--- start of Data entries ---

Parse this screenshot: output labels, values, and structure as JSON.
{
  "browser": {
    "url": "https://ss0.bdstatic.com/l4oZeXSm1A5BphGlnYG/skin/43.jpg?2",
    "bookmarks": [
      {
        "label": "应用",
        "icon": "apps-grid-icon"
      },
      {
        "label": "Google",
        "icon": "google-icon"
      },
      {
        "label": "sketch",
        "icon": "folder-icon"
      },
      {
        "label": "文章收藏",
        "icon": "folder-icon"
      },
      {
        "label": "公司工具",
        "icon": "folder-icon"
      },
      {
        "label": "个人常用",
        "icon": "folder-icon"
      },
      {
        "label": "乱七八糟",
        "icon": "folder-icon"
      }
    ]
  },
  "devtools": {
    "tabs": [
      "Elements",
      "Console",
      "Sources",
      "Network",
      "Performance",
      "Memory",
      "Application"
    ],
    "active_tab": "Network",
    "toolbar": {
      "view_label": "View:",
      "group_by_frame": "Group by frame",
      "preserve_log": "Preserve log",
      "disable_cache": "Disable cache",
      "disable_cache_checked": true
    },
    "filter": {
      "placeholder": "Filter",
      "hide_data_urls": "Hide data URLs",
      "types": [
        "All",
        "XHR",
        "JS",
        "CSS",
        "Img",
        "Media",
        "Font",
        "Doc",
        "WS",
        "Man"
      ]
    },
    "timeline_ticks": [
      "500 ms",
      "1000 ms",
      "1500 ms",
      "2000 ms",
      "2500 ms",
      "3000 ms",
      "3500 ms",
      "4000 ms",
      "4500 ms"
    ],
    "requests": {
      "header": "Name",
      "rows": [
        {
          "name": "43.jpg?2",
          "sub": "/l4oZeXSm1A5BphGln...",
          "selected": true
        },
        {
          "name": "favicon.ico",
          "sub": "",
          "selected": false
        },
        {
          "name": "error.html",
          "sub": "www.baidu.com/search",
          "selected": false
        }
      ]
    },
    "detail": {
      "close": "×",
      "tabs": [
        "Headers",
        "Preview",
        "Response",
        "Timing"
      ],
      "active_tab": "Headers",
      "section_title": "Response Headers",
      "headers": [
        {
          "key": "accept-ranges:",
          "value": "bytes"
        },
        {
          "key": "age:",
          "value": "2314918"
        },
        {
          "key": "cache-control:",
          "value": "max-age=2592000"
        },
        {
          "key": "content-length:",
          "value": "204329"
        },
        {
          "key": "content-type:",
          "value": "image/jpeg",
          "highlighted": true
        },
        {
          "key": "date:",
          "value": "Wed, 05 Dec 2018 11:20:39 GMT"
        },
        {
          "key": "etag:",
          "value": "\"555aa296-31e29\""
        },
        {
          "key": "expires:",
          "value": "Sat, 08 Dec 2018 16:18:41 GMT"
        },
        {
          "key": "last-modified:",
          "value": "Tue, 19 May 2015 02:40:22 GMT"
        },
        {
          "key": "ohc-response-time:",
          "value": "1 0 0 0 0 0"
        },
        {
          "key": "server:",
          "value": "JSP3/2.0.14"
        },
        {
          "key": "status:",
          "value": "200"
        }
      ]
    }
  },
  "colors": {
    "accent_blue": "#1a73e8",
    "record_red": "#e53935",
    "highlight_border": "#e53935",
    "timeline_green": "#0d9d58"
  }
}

--- end of Data entries ---

What you should do:
From the preceding material, extract every line exactly.

Correct output:
Parse this screenshot: output labels, values, and structure as JSON.
{
  "browser": {
    "url": "https://ss0.bdstatic.com/l4oZeXSm1A5BphGlnYG/skin/43.jpg?2",
    "bookmarks": [
      {
        "label": "应用",
        "icon": "apps-grid-icon"
      },
      {
        "label": "Google",
        "icon": "google-icon"
      },
      {
        "label": "sketch",
        "icon": "folder-icon"
      },
      {
        "label": "文章收藏",
        "icon": "folder-icon"
      },
      {
        "label": "公司工具",
        "icon": "folder-icon"
      },
      {
        "label": "个人常用",
        "icon": "folder-icon"
      },
      {
        "label": "乱七八糟",
        "icon": "folder-icon"
      }
    ]
  },
  "devtools": {
    "tabs": [
      "Elements",
      "Console",
      "Sources",
      "Network",
      "Performance",
      "Memory",
      "Application"
    ],
    "active_tab": "Network",
    "toolbar": {
      "view_label": "View:",
      "group_by_frame": "Group by frame",
      "preserve_log": "Preserve log",
      "disable_cache": "Disable cache",
      "disable_cache_checked": true
    },
    "filter": {
      "placeholder": "Filter",
      "hide_data_urls": "Hide data URLs",
      "types": [
        "All",
        "XHR",
        "JS",
        "CSS",
        "Img",
        "Media",
        "Font",
        "Doc",
        "WS",
        "Man"
      ]
    },
    "timeline_ticks": [
      "500 ms",
      "1000 ms",
      "1500 ms",
      "2000 ms",
      "2500 ms",
      "3000 ms",
      "3500 ms",
      "4000 ms",
      "4500 ms"
    ],
    "requests": {
      "header": "Name",
      "rows": [
        {
          "name": "43.jpg?2",
          "sub": "/l4oZeXSm1A5BphGln...",
          "selected": true
        },
        {
          "name": "favicon.ico",
          "sub": "",
          "selected": false
        },
        {
          "name": "error.html",
          "sub": "www.baidu.com/search",
          "selected": false
        }
      ]
    },
    "detail": {
      "close": "×",
      "tabs": [
        "Headers",
        "Preview",
        "Response",
        "Timing"
      ],
      "active_tab": "Headers",
      "section_title": "Response Headers",
      "headers": [
        {
          "key": "accept-ranges:",
          "value": "bytes"
        },
        {
          "key": "age:",
          "value": "2314918"
        },
        {
          "key": "cache-control:",
          "value": "max-age=2592000"
        },
        {
          "key": "content-length:",
          "value": "204329"
        },
        {
          "key": "content-type:",
          "value": "image/jpeg",
          "highlighted": true
        },
        {
          "key": "date:",
          "value": "Wed, 05 Dec 2018 11:20:39 GMT"
        },
        {
          "key": "etag:",
          "value": "\"555aa296-31e29\""
        },
        {
          "key": "expires:",
          "value": "Sat, 08 Dec 2018 16:18:41 GMT"
        },
        {
          "key": "last-modified:",
          "value": "Tue, 19 May 2015 02:40:22 GMT"
        },
        {
          "key": "ohc-response-time:",
          "value": "1 0 0 0 0 0"
        },
        {
          "key": "server:",
          "value": "JSP3/2.0.14"
        },
        {
          "key": "status:",
          "value": "200"
        }
      ]
    }
  },
  "colors": {
    "accent_blue": "#1a73e8",
    "record_red": "#e53935",
    "highlight_border": "#e53935",
    "timeline_green": "#0d9d58"
  }
}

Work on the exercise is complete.